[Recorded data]

_ _ _ _ _

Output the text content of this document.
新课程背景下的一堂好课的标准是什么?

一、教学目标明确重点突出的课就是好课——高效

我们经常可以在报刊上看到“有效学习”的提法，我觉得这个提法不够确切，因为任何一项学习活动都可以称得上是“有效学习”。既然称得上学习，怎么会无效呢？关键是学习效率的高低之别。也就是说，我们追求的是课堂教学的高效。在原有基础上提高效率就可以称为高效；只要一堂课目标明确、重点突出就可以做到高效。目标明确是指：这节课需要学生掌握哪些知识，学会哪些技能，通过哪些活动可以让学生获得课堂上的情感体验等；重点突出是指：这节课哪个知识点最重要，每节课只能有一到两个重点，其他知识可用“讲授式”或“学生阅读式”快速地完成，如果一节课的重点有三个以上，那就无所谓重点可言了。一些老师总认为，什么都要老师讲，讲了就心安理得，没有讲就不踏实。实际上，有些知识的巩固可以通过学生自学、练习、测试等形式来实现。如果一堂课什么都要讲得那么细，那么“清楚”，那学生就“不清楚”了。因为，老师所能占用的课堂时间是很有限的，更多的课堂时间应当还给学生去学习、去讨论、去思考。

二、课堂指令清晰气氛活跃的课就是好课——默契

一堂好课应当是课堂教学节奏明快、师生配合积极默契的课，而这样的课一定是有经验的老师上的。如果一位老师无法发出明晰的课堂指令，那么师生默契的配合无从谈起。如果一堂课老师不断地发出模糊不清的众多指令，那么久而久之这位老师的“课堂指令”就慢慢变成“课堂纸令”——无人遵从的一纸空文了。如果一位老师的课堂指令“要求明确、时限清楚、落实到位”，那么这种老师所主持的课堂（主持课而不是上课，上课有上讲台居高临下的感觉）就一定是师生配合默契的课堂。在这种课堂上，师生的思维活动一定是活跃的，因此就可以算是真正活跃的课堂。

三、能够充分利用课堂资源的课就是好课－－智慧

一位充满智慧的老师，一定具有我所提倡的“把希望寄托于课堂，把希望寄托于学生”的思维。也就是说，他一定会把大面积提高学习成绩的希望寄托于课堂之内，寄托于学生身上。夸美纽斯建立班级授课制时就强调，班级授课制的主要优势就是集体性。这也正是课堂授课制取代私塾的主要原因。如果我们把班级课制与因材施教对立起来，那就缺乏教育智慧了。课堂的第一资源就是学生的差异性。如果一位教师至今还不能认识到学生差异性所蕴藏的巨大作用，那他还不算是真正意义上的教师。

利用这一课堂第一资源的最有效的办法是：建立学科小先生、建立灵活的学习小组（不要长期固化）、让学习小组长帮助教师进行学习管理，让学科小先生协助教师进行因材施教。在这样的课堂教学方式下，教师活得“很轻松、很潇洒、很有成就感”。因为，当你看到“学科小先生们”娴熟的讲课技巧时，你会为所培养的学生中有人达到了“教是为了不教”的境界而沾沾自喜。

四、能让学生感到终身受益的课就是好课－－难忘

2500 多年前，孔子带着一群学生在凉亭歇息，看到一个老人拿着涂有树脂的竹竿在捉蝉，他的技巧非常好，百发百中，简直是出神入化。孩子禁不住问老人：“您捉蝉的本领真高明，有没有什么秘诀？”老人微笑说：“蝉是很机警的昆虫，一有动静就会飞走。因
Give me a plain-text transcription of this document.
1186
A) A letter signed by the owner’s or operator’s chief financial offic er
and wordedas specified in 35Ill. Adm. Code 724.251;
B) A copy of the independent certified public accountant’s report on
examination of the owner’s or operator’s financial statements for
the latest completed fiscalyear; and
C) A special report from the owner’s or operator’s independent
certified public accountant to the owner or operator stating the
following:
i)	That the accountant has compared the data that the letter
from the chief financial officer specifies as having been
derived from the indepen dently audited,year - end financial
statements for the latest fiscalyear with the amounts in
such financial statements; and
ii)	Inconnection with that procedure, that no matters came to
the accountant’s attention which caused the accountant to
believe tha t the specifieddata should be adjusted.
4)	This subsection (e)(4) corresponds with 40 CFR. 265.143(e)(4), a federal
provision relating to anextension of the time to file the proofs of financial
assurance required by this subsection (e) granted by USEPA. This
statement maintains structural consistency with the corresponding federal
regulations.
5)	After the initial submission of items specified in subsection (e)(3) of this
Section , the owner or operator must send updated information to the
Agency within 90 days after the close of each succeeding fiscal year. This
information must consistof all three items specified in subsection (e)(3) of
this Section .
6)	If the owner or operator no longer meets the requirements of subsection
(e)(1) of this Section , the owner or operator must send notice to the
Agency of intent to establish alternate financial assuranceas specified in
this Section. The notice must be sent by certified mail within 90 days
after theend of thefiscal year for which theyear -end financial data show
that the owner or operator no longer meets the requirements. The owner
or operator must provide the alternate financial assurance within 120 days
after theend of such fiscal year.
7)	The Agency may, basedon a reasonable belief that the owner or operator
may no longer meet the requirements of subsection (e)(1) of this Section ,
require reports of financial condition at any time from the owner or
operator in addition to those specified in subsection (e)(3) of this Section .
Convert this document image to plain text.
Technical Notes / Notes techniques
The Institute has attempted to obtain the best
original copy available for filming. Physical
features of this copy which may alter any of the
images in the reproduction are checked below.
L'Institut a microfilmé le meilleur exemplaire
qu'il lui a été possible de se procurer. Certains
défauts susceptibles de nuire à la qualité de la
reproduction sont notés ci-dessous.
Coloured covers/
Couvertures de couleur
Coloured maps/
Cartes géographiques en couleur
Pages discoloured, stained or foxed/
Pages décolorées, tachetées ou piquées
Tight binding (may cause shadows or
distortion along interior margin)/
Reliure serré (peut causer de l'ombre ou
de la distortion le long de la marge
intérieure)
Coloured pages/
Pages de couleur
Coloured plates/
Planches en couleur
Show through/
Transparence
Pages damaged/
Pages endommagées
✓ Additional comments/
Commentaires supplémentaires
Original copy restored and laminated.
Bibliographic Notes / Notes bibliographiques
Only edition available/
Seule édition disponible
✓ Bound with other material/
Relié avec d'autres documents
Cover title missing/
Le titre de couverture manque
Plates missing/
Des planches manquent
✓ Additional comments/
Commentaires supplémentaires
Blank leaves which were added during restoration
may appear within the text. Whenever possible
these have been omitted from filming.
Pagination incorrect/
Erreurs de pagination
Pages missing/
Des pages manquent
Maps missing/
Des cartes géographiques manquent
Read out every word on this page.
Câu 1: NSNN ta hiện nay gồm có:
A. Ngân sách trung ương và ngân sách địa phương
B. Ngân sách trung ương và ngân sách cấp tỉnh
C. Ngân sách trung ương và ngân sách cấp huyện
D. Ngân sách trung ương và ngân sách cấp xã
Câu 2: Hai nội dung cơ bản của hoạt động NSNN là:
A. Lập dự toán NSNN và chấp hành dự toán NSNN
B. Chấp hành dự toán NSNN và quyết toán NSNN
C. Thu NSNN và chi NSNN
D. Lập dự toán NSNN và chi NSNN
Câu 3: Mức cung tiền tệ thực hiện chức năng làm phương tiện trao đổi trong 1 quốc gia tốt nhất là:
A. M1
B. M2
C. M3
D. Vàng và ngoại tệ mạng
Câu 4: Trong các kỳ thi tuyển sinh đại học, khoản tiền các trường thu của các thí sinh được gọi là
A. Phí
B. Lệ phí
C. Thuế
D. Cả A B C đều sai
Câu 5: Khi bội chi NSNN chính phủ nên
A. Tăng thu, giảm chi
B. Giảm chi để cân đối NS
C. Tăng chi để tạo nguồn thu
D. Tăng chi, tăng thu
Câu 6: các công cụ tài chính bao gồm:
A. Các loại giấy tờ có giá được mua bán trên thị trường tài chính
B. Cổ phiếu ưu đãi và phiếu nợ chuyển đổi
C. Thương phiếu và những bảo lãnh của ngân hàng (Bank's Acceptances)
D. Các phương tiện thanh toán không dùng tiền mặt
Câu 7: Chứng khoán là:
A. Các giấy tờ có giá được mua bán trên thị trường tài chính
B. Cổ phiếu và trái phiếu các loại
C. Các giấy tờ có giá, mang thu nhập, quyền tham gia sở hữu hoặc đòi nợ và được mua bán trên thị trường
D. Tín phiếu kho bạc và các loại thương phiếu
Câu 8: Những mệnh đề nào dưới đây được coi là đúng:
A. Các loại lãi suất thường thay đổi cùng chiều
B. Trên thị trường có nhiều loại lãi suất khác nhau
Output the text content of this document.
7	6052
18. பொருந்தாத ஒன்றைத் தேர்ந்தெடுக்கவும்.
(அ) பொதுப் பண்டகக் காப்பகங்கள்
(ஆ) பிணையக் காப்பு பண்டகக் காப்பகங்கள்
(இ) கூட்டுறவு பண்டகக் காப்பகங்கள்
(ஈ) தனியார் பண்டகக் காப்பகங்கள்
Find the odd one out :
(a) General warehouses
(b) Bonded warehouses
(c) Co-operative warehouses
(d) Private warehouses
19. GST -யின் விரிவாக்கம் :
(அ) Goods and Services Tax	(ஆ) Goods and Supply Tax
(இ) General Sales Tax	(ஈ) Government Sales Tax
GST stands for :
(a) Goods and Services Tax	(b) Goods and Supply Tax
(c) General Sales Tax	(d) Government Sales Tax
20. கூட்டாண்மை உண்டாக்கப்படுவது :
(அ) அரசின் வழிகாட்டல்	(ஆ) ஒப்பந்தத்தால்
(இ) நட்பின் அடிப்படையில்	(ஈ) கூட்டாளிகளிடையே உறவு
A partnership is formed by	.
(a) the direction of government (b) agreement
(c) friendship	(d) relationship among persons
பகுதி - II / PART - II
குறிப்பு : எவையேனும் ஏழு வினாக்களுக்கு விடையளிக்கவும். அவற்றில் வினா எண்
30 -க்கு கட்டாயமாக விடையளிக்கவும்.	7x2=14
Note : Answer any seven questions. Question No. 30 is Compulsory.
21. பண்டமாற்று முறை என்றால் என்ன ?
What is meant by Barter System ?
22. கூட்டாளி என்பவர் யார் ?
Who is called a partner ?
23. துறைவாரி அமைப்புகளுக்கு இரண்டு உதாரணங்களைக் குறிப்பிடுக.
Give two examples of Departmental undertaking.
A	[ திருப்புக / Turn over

_ _ _ _ _

Task details:
Which lines contain "theend"? Copy each of them out.

Output:
after theend of thefiscal year for which theyear -end financial data show
after theend of such fiscal year.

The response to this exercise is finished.